**Exercise goal**:
Answer with one number: how many lines hold the string "années".

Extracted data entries
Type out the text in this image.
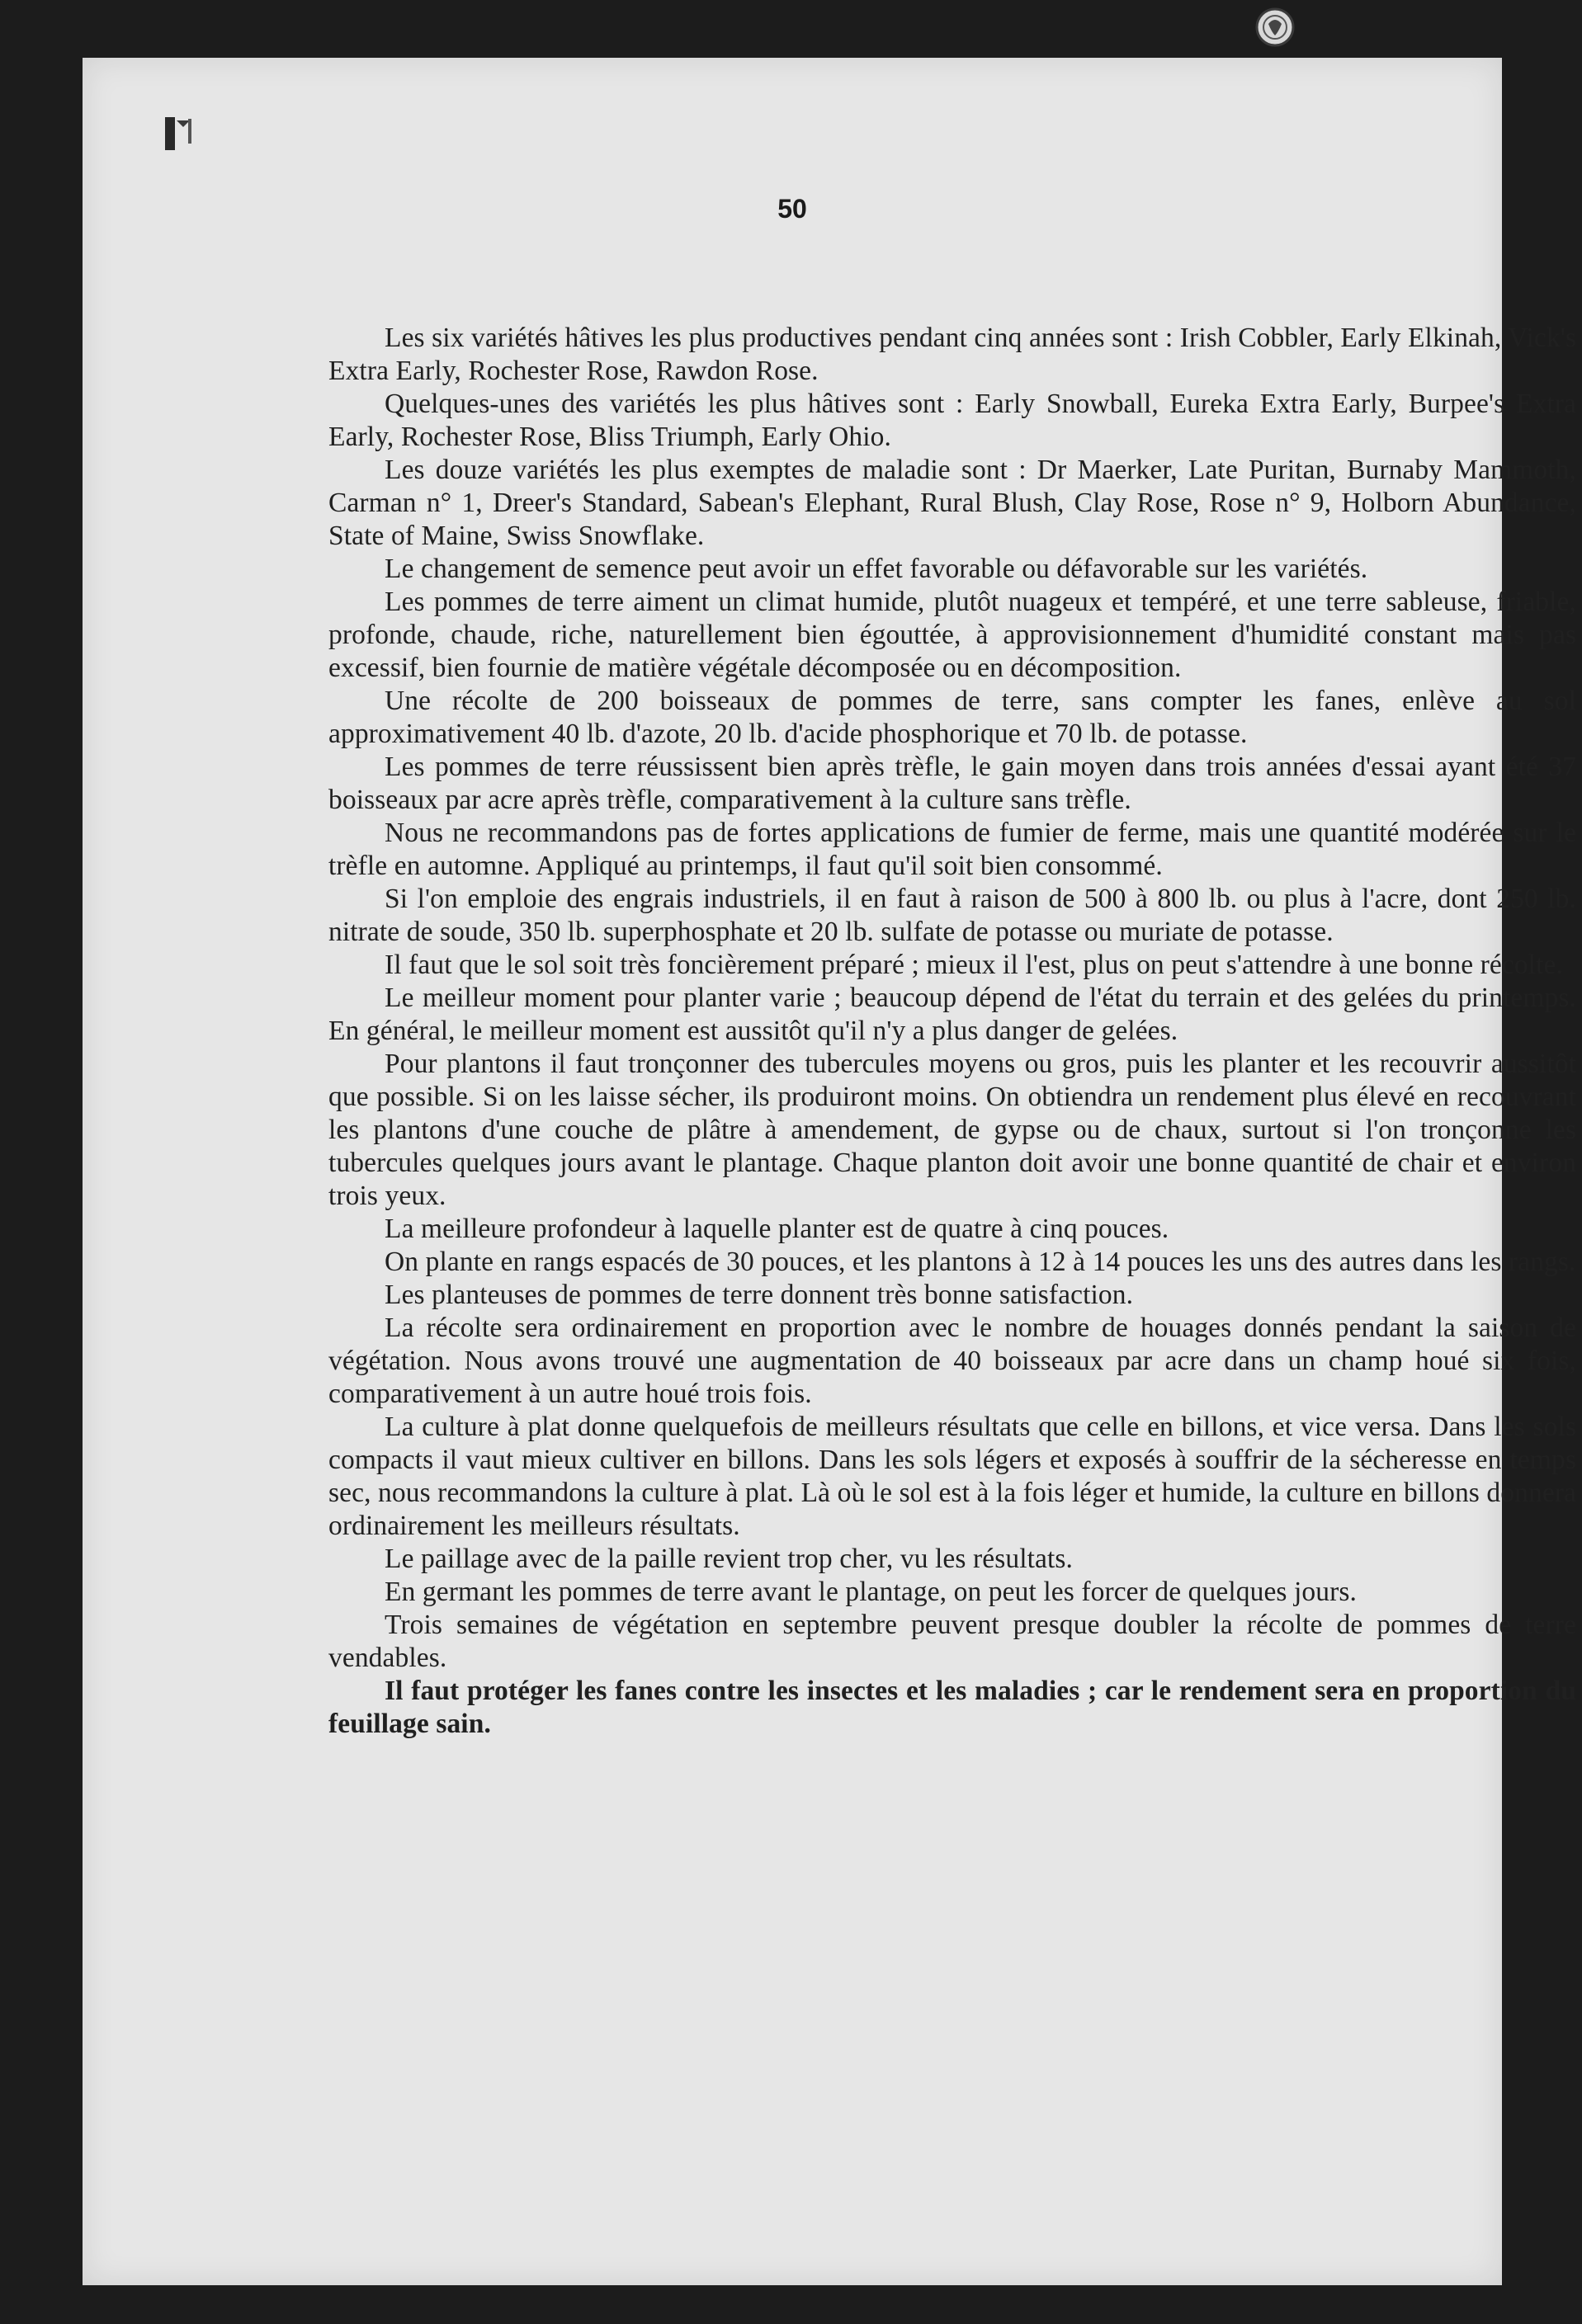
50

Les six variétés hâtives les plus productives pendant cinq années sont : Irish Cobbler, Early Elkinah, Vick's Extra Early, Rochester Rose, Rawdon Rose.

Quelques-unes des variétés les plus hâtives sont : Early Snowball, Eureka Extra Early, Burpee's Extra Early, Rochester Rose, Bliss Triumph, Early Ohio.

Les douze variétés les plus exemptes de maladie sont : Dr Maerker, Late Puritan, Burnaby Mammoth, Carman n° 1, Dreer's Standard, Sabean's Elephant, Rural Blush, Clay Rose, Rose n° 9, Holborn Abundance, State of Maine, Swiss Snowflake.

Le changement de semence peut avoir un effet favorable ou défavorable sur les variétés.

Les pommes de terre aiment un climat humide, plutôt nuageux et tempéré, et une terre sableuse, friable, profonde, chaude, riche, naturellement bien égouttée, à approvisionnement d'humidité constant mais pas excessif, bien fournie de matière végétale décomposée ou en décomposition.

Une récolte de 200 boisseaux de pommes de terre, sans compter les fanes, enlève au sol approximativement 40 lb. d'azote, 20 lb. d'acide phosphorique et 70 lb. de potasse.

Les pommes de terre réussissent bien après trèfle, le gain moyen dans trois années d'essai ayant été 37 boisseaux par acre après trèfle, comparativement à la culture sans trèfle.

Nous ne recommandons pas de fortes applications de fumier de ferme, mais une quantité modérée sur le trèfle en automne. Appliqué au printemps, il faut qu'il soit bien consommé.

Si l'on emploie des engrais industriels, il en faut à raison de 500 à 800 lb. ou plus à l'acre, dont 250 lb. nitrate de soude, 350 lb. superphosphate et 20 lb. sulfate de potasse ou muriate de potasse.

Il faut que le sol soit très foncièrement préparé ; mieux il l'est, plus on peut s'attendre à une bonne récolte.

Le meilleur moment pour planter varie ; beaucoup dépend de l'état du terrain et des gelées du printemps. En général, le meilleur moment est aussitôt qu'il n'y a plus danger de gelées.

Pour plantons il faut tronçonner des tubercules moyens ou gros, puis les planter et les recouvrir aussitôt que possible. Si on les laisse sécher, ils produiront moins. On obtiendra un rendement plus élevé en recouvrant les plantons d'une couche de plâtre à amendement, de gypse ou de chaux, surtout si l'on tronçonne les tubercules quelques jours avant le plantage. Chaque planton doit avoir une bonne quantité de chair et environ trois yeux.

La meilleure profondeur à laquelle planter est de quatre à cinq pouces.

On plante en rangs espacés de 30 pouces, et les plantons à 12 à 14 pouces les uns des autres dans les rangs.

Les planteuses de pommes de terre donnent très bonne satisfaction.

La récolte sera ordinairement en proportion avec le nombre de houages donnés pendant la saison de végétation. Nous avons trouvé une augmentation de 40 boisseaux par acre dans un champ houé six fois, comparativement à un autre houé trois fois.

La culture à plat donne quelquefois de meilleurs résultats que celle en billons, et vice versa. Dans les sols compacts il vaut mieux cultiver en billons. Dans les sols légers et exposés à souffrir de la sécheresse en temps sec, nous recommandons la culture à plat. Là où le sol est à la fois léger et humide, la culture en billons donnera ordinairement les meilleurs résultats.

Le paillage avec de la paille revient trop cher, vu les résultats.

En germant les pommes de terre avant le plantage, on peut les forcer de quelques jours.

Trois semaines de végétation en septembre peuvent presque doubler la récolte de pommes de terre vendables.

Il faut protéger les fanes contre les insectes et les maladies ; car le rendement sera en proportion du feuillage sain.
--
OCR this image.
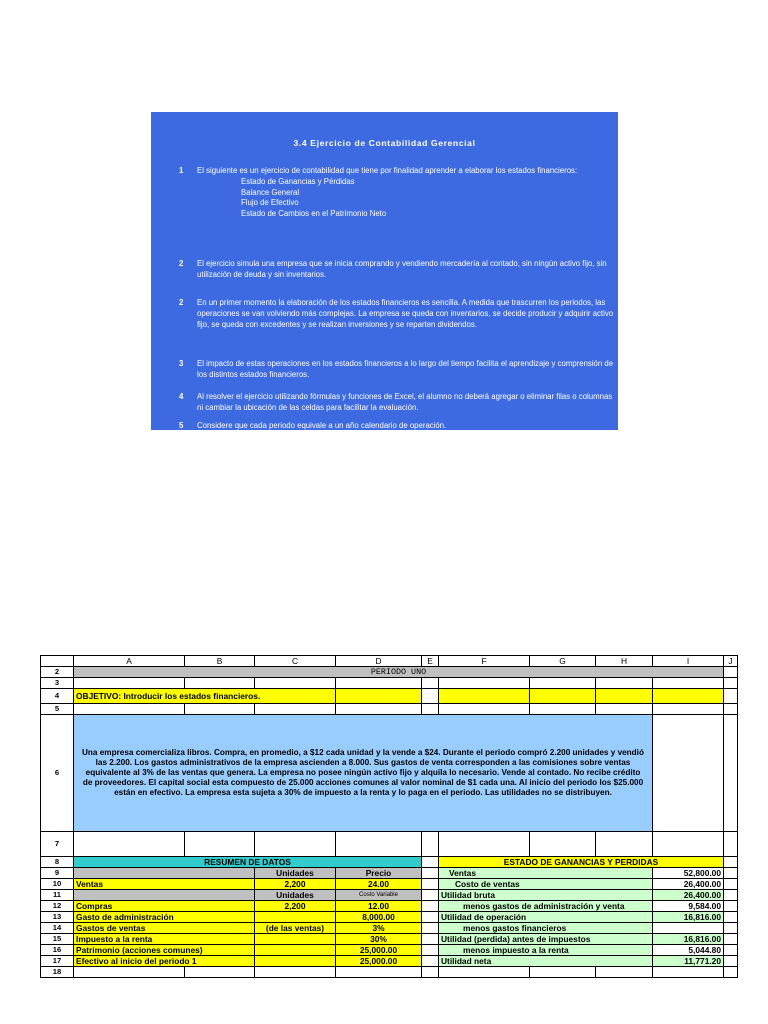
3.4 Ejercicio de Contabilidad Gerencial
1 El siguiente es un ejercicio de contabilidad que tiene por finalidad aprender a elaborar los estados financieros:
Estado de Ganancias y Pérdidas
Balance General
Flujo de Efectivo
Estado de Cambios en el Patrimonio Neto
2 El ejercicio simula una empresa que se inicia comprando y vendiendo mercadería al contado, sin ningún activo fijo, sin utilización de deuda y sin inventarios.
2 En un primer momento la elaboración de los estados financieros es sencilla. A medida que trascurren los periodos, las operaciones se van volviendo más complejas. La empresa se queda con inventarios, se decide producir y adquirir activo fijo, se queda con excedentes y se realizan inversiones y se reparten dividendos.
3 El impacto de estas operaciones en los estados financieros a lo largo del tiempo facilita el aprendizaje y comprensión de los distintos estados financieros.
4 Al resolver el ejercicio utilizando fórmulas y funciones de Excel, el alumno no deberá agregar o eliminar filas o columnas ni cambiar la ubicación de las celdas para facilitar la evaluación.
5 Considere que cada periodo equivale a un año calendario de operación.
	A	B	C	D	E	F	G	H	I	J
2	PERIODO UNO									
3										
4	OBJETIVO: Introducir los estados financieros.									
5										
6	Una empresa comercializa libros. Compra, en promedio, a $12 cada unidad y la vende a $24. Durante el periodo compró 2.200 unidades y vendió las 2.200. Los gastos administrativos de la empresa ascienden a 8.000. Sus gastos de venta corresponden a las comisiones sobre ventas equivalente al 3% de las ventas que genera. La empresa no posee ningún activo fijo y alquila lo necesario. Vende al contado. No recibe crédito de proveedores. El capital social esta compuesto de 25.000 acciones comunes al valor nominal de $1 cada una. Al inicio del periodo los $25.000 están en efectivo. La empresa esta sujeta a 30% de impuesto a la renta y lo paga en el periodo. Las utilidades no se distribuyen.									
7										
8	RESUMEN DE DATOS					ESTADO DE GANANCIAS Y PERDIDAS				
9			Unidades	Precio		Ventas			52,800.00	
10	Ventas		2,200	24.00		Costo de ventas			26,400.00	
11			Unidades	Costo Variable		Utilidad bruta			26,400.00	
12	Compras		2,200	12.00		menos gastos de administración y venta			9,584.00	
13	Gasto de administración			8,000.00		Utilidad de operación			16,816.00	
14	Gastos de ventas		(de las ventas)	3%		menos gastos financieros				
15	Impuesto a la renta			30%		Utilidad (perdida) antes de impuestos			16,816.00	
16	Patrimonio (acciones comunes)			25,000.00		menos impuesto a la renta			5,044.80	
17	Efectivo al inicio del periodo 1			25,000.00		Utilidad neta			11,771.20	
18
---
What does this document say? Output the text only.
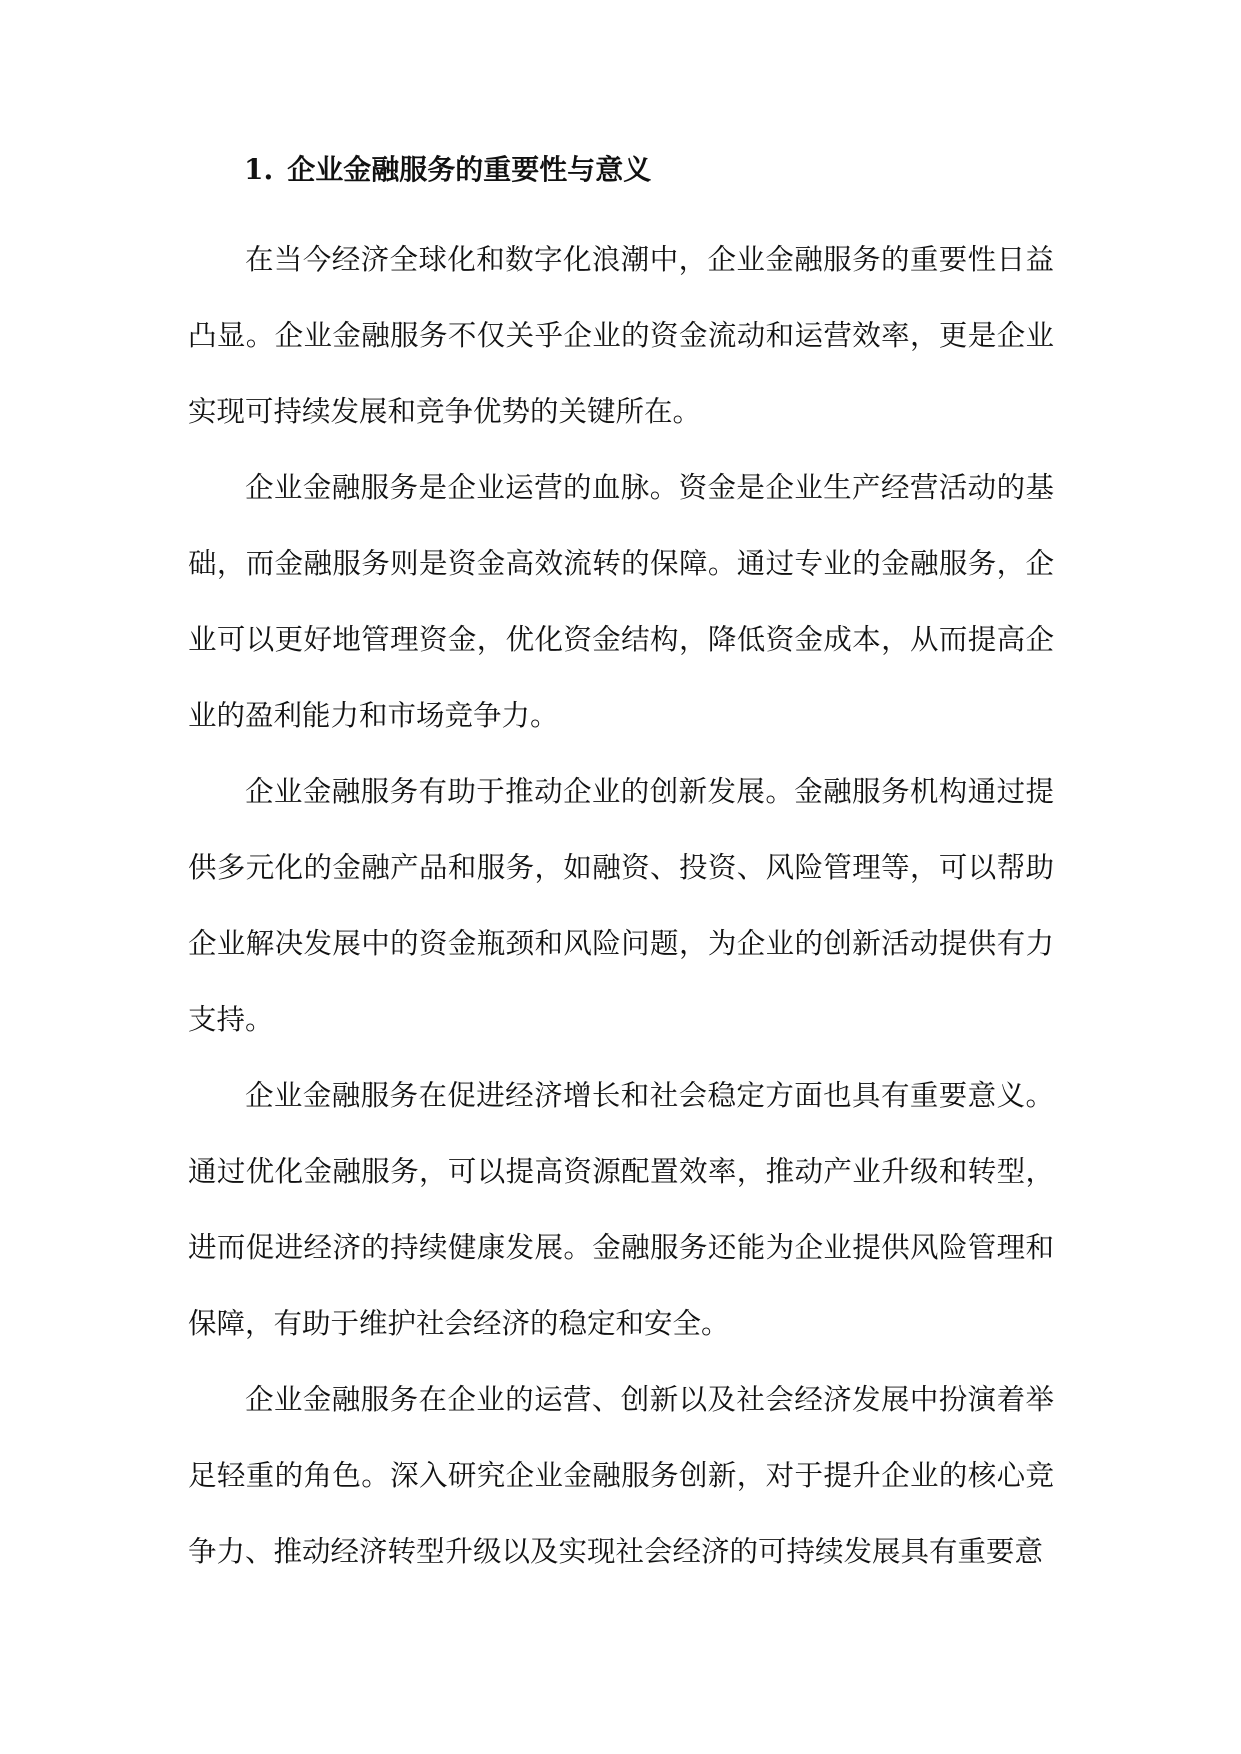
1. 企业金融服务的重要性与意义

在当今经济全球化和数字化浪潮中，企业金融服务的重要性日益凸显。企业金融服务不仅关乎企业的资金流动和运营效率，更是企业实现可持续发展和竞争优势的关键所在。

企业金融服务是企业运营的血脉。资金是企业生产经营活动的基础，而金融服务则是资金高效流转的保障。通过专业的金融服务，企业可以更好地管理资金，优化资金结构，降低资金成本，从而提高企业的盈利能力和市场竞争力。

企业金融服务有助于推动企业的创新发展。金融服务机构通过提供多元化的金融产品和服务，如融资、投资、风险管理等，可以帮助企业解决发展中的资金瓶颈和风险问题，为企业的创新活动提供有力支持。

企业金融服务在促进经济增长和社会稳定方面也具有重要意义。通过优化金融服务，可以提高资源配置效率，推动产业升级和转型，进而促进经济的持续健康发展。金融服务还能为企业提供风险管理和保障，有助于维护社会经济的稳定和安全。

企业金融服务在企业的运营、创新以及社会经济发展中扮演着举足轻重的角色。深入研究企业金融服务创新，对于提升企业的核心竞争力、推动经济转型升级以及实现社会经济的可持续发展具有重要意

**Solution to this exercise**:
2